PROBLEM DETAILS:
Provide the records once more, identical to the original.

RAW DATA:
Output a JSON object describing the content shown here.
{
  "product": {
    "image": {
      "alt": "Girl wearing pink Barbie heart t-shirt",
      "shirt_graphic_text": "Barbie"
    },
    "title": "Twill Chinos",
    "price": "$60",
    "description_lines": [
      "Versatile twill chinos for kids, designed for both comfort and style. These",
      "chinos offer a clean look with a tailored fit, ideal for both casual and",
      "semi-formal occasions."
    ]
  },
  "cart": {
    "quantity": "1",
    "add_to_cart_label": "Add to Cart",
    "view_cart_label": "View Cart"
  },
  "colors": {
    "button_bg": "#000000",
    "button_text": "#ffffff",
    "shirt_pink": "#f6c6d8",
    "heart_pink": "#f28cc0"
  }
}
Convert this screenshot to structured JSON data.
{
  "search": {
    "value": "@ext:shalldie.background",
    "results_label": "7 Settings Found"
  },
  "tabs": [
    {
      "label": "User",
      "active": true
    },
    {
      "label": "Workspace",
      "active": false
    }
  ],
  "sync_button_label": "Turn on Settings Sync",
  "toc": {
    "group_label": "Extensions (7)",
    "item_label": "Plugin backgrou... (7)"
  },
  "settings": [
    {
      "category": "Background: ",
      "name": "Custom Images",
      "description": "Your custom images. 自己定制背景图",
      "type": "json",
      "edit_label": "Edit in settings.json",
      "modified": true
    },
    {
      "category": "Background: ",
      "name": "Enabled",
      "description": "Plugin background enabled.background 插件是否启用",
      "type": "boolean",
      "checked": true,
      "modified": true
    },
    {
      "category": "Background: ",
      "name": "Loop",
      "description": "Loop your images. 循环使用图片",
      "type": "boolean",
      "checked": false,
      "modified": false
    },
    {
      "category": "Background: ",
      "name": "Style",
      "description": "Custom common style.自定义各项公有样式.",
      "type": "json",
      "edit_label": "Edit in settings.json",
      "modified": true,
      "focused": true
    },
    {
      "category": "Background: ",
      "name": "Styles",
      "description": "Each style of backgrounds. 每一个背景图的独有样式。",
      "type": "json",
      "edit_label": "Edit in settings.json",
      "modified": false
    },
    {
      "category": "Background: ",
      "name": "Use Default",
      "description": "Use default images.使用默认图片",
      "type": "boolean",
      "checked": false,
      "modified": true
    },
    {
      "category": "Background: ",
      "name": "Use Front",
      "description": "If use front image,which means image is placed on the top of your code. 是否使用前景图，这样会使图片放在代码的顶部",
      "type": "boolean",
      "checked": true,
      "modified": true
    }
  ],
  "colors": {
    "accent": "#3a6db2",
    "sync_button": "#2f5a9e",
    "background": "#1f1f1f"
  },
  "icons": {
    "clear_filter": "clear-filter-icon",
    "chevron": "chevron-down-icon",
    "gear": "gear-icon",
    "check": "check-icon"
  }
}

SOLVED EXERCISE:
Output a JSON object describing the content shown here.
{
  "product": {
    "image": {
      "alt": "Girl wearing pink Barbie heart t-shirt",
      "shirt_graphic_text": "Barbie"
    },
    "title": "Twill Chinos",
    "price": "$60",
    "description_lines": [
      "Versatile twill chinos for kids, designed for both comfort and style. These",
      "chinos offer a clean look with a tailored fit, ideal for both casual and",
      "semi-formal occasions."
    ]
  },
  "cart": {
    "quantity": "1",
    "add_to_cart_label": "Add to Cart",
    "view_cart_label": "View Cart"
  },
  "colors": {
    "button_bg": "#000000",
    "button_text": "#ffffff",
    "shirt_pink": "#f6c6d8",
    "heart_pink": "#f28cc0"
  }
}
Convert this screenshot to structured JSON data.
{
  "search": {
    "value": "@ext:shalldie.background",
    "results_label": "7 Settings Found"
  },
  "tabs": [
    {
      "label": "User",
      "active": true
    },
    {
      "label": "Workspace",
      "active": false
    }
  ],
  "sync_button_label": "Turn on Settings Sync",
  "toc": {
    "group_label": "Extensions (7)",
    "item_label": "Plugin backgrou... (7)"
  },
  "settings": [
    {
      "category": "Background: ",
      "name": "Custom Images",
      "description": "Your custom images. 自己定制背景图",
      "type": "json",
      "edit_label": "Edit in settings.json",
      "modified": true
    },
    {
      "category": "Background: ",
      "name": "Enabled",
      "description": "Plugin background enabled.background 插件是否启用",
      "type": "boolean",
      "checked": true,
      "modified": true
    },
    {
      "category": "Background: ",
      "name": "Loop",
      "description": "Loop your images. 循环使用图片",
      "type": "boolean",
      "checked": false,
      "modified": false
    },
    {
      "category": "Background: ",
      "name": "Style",
      "description": "Custom common style.自定义各项公有样式.",
      "type": "json",
      "edit_label": "Edit in settings.json",
      "modified": true,
      "focused": true
    },
    {
      "category": "Background: ",
      "name": "Styles",
      "description": "Each style of backgrounds. 每一个背景图的独有样式。",
      "type": "json",
      "edit_label": "Edit in settings.json",
      "modified": false
    },
    {
      "category": "Background: ",
      "name": "Use Default",
      "description": "Use default images.使用默认图片",
      "type": "boolean",
      "checked": false,
      "modified": true
    },
    {
      "category": "Background: ",
      "name": "Use Front",
      "description": "If use front image,which means image is placed on the top of your code. 是否使用前景图，这样会使图片放在代码的顶部",
      "type": "boolean",
      "checked": true,
      "modified": true
    }
  ],
  "colors": {
    "accent": "#3a6db2",
    "sync_button": "#2f5a9e",
    "background": "#1f1f1f"
  },
  "icons": {
    "clear_filter": "clear-filter-icon",
    "chevron": "chevron-down-icon",
    "gear": "gear-icon",
    "check": "check-icon"
  }
}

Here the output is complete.